• Description of the task:
Transcribe all the records exactly and omit any images they hold.

Stored records:
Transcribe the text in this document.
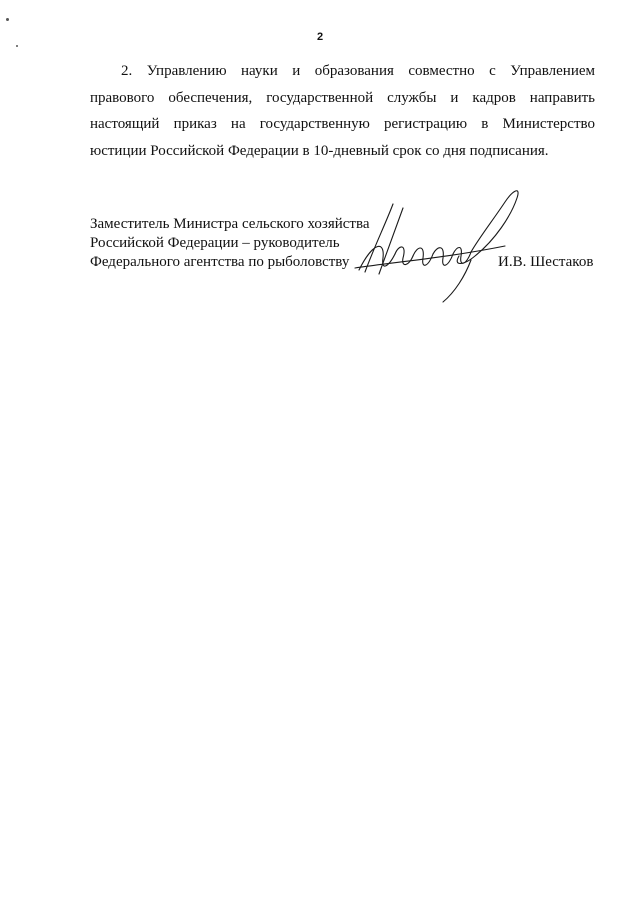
2
2. Управлению науки и образования совместно с Управлением
правового обеспечения, государственной службы и кадров направить
настоящий приказ на государственную регистрацию в Министерство
юстиции Российской Федерации в 10-дневный срок со дня подписания.
Заместитель Министра сельского хозяйства
Российской Федерации – руководитель
Федерального агентства по рыболовству	И.В. Шестаков
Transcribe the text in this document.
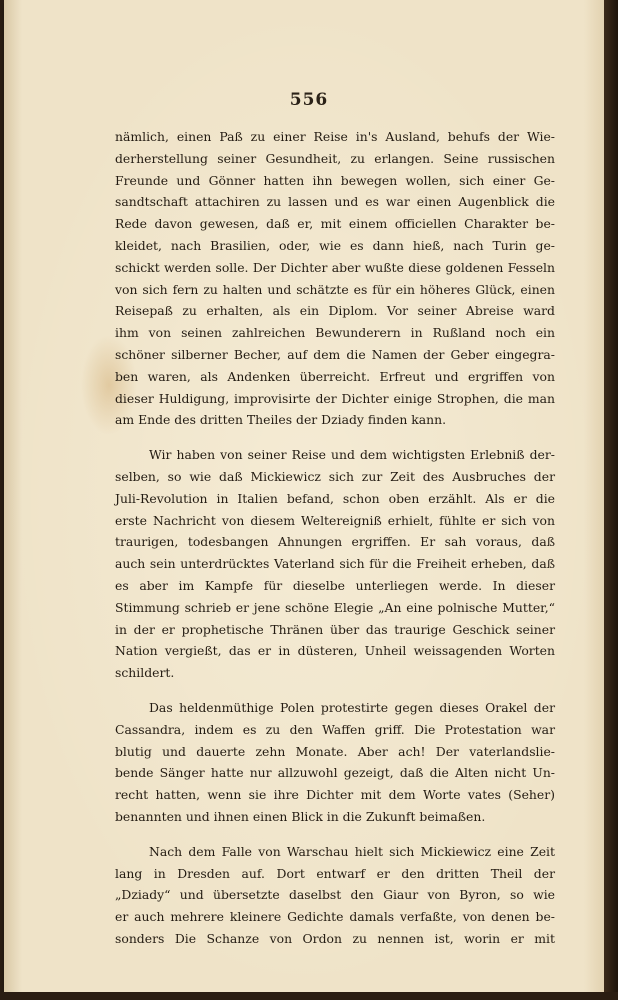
556
nämlich, einen Paß zu einer Reise in's Ausland, behufs der Wie-
derherstellung seiner Gesundheit, zu erlangen. Seine russischen
Freunde und Gönner hatten ihn bewegen wollen, sich einer Ge-
sandtschaft attachiren zu lassen und es war einen Augenblick die
Rede davon gewesen, daß er, mit einem officiellen Charakter be-
kleidet, nach Brasilien, oder, wie es dann hieß, nach Turin ge-
schickt werden solle. Der Dichter aber wußte diese goldenen Fesseln
von sich fern zu halten und schätzte es für ein höheres Glück, einen
Reisepaß zu erhalten, als ein Diplom. Vor seiner Abreise ward
ihm von seinen zahlreichen Bewunderern in Rußland noch ein
schöner silberner Becher, auf dem die Namen der Geber eingegra-
ben waren, als Andenken überreicht. Erfreut und ergriffen von
dieser Huldigung, improvisirte der Dichter einige Strophen, die man
am Ende des dritten Theiles der Dziady finden kann.
Wir haben von seiner Reise und dem wichtigsten Erlebniß der-
selben, so wie daß Mickiewicz sich zur Zeit des Ausbruches der
Juli-Revolution in Italien befand, schon oben erzählt. Als er die
erste Nachricht von diesem Weltereigniß erhielt, fühlte er sich von
traurigen, todesbangen Ahnungen ergriffen. Er sah voraus, daß
auch sein unterdrücktes Vaterland sich für die Freiheit erheben, daß
es aber im Kampfe für dieselbe unterliegen werde. In dieser
Stimmung schrieb er jene schöne Elegie „An eine polnische Mutter,“
in der er prophetische Thränen über das traurige Geschick seiner
Nation vergießt, das er in düsteren, Unheil weissagenden Worten
schildert.
Das heldenmüthige Polen protestirte gegen dieses Orakel der
Cassandra, indem es zu den Waffen griff. Die Protestation war
blutig und dauerte zehn Monate. Aber ach! Der vaterlandslie-
bende Sänger hatte nur allzuwohl gezeigt, daß die Alten nicht Un-
recht hatten, wenn sie ihre Dichter mit dem Worte vates (Seher)
benannten und ihnen einen Blick in die Zukunft beimaßen.
Nach dem Falle von Warschau hielt sich Mickiewicz eine Zeit
lang in Dresden auf. Dort entwarf er den dritten Theil der
„Dziady“ und übersetzte daselbst den Giaur von Byron, so wie
er auch mehrere kleinere Gedichte damals verfaßte, von denen be-
sonders Die Schanze von Ordon zu nennen ist, worin er mit
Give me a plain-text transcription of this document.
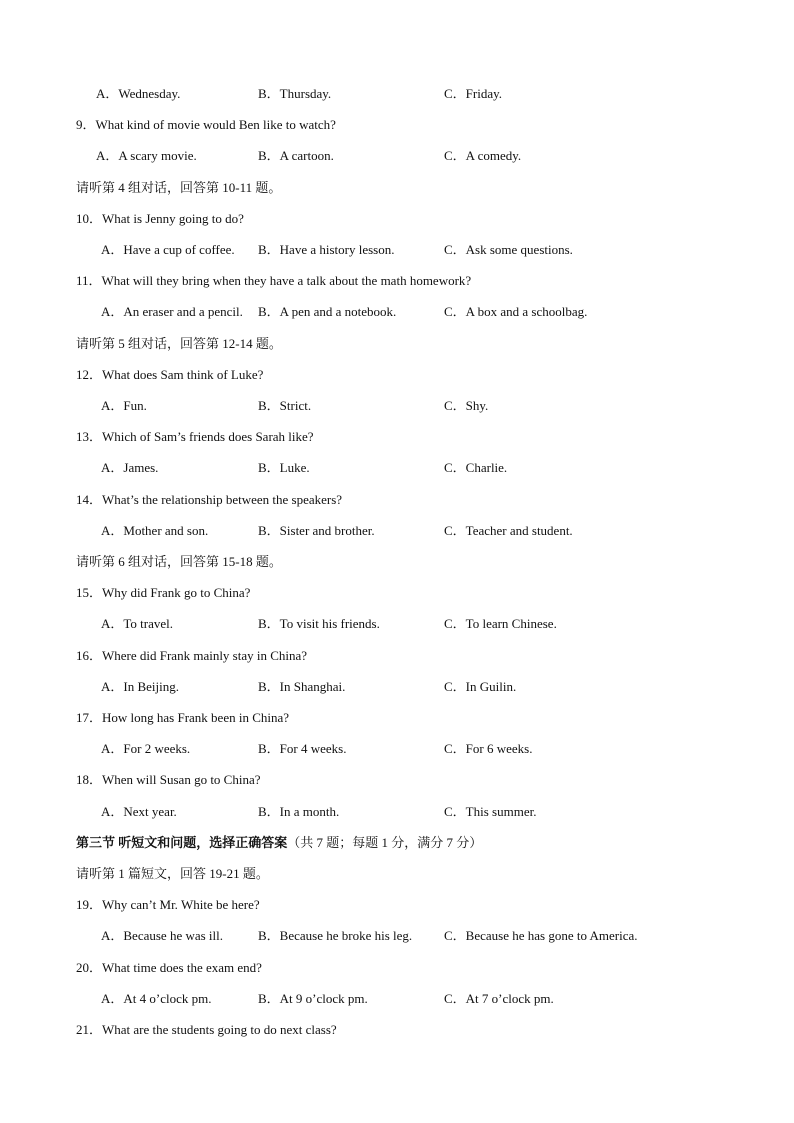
A．Wednesday.	B．Thursday.	C．Friday.
9．What kind of movie would Ben like to watch?
A．A scary movie.	B．A cartoon.	C．A comedy.
请听第 4 组对话，回答第 10-11 题。
10．What is Jenny going to do?
A．Have a cup of coffee. B．Have a history lesson.	C．Ask some questions.
11．What will they bring when they have a talk about the math homework?
A．An eraser and a pencil. B．A pen and a notebook.	C．A box and a schoolbag.
请听第 5 组对话，回答第 12-14 题。
12．What does Sam think of Luke?
A．Fun.	B．Strict.	C．Shy.
13．Which of Sam’s friends does Sarah like?
A．James.	B．Luke.	C．Charlie.
14．What’s the relationship between the speakers?
A．Mother and son.	B．Sister and brother.	C．Teacher and student.
请听第 6 组对话，回答第 15-18 题。
15．Why did Frank go to China?
A．To travel.	B．To visit his friends.	C．To learn Chinese.
16．Where did Frank mainly stay in China?
A．In Beijing.	B．In Shanghai.	C．In Guilin.
17．How long has Frank been in China?
A．For 2 weeks.	B．For 4 weeks.	C．For 6 weeks.
18．When will Susan go to China?
A．Next year.	B．In a month.	C．This summer.
第三节 听短文和问题，选择正确答案（共 7 题；每题 1 分，满分 7 分）
请听第 1 篇短文，回答 19-21 题。
19．Why can’t Mr. White be here?
A．Because he was ill.	B．Because he broke his leg. C．Because he has gone to America.
20．What time does the exam end?
A．At 4 o’clock pm.	B．At 9 o’clock pm.	C．At 7 o’clock pm.
21．What are the students going to do next class?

• The reply:
Transcribe the text in this document.
2
2. Управлению науки и образования совместно с Управлением
правового обеспечения, государственной службы и кадров направить
настоящий приказ на государственную регистрацию в Министерство
юстиции Российской Федерации в 10-дневный срок со дня подписания.
Заместитель Министра сельского хозяйства
Российской Федерации – руководитель
Федерального агентства по рыболовству	И.В. Шестаков
Transcribe the text in this document.
556
nämlich, einen Paß zu einer Reise in's Ausland, behufs der Wie-
derherstellung seiner Gesundheit, zu erlangen. Seine russischen
Freunde und Gönner hatten ihn bewegen wollen, sich einer Ge-
sandtschaft attachiren zu lassen und es war einen Augenblick die
Rede davon gewesen, daß er, mit einem officiellen Charakter be-
kleidet, nach Brasilien, oder, wie es dann hieß, nach Turin ge-
schickt werden solle. Der Dichter aber wußte diese goldenen Fesseln
von sich fern zu halten und schätzte es für ein höheres Glück, einen
Reisepaß zu erhalten, als ein Diplom. Vor seiner Abreise ward
ihm von seinen zahlreichen Bewunderern in Rußland noch ein
schöner silberner Becher, auf dem die Namen der Geber eingegra-
ben waren, als Andenken überreicht. Erfreut und ergriffen von
dieser Huldigung, improvisirte der Dichter einige Strophen, die man
am Ende des dritten Theiles der Dziady finden kann.
Wir haben von seiner Reise und dem wichtigsten Erlebniß der-
selben, so wie daß Mickiewicz sich zur Zeit des Ausbruches der
Juli-Revolution in Italien befand, schon oben erzählt. Als er die
erste Nachricht von diesem Weltereigniß erhielt, fühlte er sich von
traurigen, todesbangen Ahnungen ergriffen. Er sah voraus, daß
auch sein unterdrücktes Vaterland sich für die Freiheit erheben, daß
es aber im Kampfe für dieselbe unterliegen werde. In dieser
Stimmung schrieb er jene schöne Elegie „An eine polnische Mutter,“
in der er prophetische Thränen über das traurige Geschick seiner
Nation vergießt, das er in düsteren, Unheil weissagenden Worten
schildert.
Das heldenmüthige Polen protestirte gegen dieses Orakel der
Cassandra, indem es zu den Waffen griff. Die Protestation war
blutig und dauerte zehn Monate. Aber ach! Der vaterlandslie-
bende Sänger hatte nur allzuwohl gezeigt, daß die Alten nicht Un-
recht hatten, wenn sie ihre Dichter mit dem Worte vates (Seher)
benannten und ihnen einen Blick in die Zukunft beimaßen.
Nach dem Falle von Warschau hielt sich Mickiewicz eine Zeit
lang in Dresden auf. Dort entwarf er den dritten Theil der
„Dziady“ und übersetzte daselbst den Giaur von Byron, so wie
er auch mehrere kleinere Gedichte damals verfaßte, von denen be-
sonders Die Schanze von Ordon zu nennen ist, worin er mit
Give me a plain-text transcription of this document.
A．Wednesday.	B．Thursday.	C．Friday.
9．What kind of movie would Ben like to watch?
A．A scary movie.	B．A cartoon.	C．A comedy.
请听第 4 组对话，回答第 10-11 题。
10．What is Jenny going to do?
A．Have a cup of coffee. B．Have a history lesson.	C．Ask some questions.
11．What will they bring when they have a talk about the math homework?
A．An eraser and a pencil. B．A pen and a notebook.	C．A box and a schoolbag.
请听第 5 组对话，回答第 12-14 题。
12．What does Sam think of Luke?
A．Fun.	B．Strict.	C．Shy.
13．Which of Sam’s friends does Sarah like?
A．James.	B．Luke.	C．Charlie.
14．What’s the relationship between the speakers?
A．Mother and son.	B．Sister and brother.	C．Teacher and student.
请听第 6 组对话，回答第 15-18 题。
15．Why did Frank go to China?
A．To travel.	B．To visit his friends.	C．To learn Chinese.
16．Where did Frank mainly stay in China?
A．In Beijing.	B．In Shanghai.	C．In Guilin.
17．How long has Frank been in China?
A．For 2 weeks.	B．For 4 weeks.	C．For 6 weeks.
18．When will Susan go to China?
A．Next year.	B．In a month.	C．This summer.
第三节 听短文和问题，选择正确答案（共 7 题；每题 1 分，满分 7 分）
请听第 1 篇短文，回答 19-21 题。
19．Why can’t Mr. White be here?
A．Because he was ill.	B．Because he broke his leg. C．Because he has gone to America.
20．What time does the exam end?
A．At 4 o’clock pm.	B．At 9 o’clock pm.	C．At 7 o’clock pm.
21．What are the students going to do next class?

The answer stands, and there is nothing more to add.